### Exercise requirements
Which lines have the string "Link"? Copy all of them from the entries below.

### Data for this exercise
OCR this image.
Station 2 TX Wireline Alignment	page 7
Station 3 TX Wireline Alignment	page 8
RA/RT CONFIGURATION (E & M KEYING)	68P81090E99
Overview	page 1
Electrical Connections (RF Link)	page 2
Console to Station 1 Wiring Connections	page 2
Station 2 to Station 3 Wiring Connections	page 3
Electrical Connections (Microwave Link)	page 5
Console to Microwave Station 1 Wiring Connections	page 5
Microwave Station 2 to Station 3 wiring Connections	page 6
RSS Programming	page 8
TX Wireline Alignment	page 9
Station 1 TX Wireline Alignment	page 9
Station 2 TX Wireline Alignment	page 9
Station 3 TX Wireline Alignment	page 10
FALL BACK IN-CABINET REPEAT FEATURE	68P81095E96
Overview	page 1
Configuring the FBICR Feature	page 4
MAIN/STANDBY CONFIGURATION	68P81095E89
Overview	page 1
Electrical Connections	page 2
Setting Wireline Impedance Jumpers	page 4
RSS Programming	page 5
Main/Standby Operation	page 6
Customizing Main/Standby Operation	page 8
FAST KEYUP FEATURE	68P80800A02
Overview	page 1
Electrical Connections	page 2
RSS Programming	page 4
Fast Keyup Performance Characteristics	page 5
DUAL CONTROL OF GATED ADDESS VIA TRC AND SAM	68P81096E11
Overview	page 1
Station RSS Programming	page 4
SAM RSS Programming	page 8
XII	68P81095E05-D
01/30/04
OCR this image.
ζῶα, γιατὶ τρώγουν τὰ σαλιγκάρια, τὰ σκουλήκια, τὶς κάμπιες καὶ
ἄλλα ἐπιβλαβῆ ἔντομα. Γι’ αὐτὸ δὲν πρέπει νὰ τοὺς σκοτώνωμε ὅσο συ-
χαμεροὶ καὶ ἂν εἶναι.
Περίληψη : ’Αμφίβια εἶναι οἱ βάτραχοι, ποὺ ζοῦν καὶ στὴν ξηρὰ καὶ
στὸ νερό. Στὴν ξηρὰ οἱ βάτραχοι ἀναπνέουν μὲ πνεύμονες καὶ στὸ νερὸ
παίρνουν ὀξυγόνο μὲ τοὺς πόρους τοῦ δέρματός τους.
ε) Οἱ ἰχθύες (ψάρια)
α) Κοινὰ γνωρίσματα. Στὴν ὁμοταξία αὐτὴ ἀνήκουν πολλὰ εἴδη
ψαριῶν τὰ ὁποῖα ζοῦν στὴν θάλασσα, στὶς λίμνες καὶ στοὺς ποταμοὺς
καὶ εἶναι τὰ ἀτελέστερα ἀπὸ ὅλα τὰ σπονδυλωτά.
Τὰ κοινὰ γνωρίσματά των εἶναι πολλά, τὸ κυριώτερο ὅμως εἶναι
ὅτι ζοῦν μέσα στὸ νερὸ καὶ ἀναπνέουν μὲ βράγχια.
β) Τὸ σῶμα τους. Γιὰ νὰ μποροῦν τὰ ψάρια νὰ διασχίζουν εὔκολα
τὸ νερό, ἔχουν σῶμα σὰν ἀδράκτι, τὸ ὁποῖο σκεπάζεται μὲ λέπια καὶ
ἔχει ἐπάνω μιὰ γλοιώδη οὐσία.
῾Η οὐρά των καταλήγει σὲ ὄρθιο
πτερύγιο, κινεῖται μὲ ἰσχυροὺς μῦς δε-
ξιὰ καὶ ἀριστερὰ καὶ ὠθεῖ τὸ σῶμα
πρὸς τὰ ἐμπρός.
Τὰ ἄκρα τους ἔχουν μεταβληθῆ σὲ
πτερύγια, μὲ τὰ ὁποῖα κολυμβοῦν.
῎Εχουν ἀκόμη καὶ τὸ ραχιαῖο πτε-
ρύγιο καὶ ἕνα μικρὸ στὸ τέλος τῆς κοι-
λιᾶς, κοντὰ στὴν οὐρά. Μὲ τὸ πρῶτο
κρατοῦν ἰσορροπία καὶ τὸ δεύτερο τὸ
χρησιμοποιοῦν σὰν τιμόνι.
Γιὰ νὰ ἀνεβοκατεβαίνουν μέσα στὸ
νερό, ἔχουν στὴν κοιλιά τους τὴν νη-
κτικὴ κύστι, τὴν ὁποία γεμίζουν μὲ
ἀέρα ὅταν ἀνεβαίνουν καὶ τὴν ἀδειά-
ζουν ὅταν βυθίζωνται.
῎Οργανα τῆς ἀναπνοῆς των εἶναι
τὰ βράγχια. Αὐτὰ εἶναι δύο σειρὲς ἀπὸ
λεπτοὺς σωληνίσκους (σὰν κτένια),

### The reply
Electrical Connections (RF Link)	page 2
Electrical Connections (Microwave Link)	page 5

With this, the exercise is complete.